List every line below containing "relative".

── MATERIAL

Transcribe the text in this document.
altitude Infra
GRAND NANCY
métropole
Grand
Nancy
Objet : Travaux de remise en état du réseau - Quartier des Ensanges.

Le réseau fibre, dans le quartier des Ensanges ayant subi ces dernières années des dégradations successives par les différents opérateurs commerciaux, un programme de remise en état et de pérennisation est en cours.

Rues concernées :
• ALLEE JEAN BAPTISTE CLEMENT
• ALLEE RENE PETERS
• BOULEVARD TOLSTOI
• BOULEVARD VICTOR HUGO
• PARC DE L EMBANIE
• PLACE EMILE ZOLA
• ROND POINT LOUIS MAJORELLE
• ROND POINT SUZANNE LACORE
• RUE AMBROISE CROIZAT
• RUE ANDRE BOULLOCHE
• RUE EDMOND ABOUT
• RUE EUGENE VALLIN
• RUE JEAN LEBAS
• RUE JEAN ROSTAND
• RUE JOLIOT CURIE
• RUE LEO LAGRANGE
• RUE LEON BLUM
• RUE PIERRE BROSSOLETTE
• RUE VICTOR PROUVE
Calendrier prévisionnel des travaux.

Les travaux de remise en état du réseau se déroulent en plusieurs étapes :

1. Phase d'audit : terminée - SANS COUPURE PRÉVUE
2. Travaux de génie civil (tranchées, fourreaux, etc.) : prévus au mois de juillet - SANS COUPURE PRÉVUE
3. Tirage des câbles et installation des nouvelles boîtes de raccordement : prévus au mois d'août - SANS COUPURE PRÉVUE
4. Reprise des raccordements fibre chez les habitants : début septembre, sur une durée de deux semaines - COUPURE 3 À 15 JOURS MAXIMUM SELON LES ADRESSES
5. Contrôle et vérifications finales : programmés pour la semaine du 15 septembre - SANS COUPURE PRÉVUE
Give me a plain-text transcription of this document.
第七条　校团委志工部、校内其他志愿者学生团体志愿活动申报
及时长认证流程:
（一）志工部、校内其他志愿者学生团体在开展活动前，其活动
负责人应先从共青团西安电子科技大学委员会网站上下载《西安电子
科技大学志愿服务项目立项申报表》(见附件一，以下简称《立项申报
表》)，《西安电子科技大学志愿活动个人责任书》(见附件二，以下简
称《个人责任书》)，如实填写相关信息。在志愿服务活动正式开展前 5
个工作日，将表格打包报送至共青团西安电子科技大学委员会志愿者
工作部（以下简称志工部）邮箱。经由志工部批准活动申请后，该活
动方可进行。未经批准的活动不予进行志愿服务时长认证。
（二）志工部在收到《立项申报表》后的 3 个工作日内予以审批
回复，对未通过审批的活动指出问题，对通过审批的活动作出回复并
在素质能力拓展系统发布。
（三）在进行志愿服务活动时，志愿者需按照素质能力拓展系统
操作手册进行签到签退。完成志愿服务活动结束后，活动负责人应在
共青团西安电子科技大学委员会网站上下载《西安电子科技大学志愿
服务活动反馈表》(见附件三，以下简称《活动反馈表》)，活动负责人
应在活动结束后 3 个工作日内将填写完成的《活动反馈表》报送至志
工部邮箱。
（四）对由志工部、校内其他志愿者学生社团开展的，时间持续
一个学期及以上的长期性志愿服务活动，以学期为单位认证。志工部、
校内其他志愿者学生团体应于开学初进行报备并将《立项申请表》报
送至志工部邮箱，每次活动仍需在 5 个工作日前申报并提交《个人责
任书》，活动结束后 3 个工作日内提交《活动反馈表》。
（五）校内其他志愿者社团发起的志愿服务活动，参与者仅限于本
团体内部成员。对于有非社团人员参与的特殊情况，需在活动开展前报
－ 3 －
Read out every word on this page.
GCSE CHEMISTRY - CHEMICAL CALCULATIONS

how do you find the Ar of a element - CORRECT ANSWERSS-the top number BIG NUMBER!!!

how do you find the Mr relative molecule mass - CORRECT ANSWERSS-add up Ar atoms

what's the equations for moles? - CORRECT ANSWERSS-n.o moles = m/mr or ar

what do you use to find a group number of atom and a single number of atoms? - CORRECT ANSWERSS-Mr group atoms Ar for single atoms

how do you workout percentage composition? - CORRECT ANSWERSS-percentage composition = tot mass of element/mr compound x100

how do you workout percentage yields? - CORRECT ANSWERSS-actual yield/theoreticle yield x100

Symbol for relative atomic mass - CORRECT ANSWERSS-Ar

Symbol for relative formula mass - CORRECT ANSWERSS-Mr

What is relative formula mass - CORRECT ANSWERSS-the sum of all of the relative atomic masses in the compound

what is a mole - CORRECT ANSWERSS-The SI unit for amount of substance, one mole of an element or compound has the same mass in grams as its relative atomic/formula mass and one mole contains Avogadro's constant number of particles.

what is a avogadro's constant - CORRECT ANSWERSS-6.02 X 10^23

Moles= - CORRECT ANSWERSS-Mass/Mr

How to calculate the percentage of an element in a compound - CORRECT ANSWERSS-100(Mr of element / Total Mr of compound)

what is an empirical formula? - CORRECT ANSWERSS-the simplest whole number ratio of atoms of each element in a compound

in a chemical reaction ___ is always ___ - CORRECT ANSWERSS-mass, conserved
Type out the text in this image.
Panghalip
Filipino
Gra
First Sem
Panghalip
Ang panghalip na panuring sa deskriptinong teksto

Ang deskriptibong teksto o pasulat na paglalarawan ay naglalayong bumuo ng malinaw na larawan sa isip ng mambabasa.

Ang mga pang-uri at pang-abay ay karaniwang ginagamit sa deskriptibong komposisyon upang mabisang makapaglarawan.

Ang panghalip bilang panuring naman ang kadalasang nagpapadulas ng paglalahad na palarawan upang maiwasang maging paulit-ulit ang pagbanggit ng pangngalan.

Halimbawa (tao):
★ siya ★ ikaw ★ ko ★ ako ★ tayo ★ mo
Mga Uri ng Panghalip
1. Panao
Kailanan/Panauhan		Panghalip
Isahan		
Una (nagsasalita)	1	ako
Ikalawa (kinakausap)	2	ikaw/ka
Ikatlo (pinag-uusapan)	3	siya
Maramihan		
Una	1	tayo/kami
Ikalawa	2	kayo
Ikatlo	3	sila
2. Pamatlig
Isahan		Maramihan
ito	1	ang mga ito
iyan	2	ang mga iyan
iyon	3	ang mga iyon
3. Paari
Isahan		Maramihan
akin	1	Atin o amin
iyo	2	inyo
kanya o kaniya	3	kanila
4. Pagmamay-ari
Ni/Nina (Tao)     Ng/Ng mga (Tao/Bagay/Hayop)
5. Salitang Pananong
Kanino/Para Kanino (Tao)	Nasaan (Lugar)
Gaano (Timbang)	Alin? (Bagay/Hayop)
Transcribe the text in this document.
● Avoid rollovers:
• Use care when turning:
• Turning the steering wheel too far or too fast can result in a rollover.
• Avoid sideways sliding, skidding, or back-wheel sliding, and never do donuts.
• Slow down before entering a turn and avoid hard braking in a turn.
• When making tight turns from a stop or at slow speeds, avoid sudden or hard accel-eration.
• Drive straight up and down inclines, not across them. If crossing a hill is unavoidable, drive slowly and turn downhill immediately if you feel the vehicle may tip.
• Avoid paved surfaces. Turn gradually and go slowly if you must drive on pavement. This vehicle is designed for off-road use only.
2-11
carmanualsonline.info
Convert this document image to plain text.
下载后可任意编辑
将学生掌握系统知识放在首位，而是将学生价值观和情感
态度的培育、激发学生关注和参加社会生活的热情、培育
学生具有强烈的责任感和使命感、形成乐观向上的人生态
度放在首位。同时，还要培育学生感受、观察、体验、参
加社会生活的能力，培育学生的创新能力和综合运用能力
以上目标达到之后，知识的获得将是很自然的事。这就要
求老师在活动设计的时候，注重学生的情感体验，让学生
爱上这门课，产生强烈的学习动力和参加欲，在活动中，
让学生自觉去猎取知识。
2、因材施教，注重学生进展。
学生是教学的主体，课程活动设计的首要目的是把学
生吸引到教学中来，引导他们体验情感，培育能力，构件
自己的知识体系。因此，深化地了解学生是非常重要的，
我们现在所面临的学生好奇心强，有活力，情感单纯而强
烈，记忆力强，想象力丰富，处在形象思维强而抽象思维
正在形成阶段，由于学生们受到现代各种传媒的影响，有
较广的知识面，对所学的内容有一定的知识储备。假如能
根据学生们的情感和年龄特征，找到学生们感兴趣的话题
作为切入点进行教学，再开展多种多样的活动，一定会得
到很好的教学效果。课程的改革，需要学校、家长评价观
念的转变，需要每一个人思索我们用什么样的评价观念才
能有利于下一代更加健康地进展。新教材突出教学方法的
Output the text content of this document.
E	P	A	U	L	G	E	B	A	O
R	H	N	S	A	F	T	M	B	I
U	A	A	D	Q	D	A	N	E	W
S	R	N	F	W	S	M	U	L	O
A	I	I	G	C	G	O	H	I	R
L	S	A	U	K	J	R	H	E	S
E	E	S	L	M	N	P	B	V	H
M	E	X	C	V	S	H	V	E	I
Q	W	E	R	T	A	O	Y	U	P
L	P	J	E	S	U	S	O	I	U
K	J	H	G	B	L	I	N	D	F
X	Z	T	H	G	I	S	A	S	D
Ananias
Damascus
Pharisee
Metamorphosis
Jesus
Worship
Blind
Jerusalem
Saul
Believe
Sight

────

SOLUTION BELOW:
how do you find the Mr relative molecule mass - CORRECT ANSWERSS-add up Ar atoms
Symbol for relative atomic mass - CORRECT ANSWERSS-Ar
Symbol for relative formula mass - CORRECT ANSWERSS-Mr
What is relative formula mass - CORRECT ANSWERSS-the sum of all of the relative atomic masses in the compound
what is a mole - CORRECT ANSWERSS-The SI unit for amount of substance, one mole of an element or compound has the same mass in grams as its relative atomic/formula mass and one mole contains Avogadro's constant number of particles.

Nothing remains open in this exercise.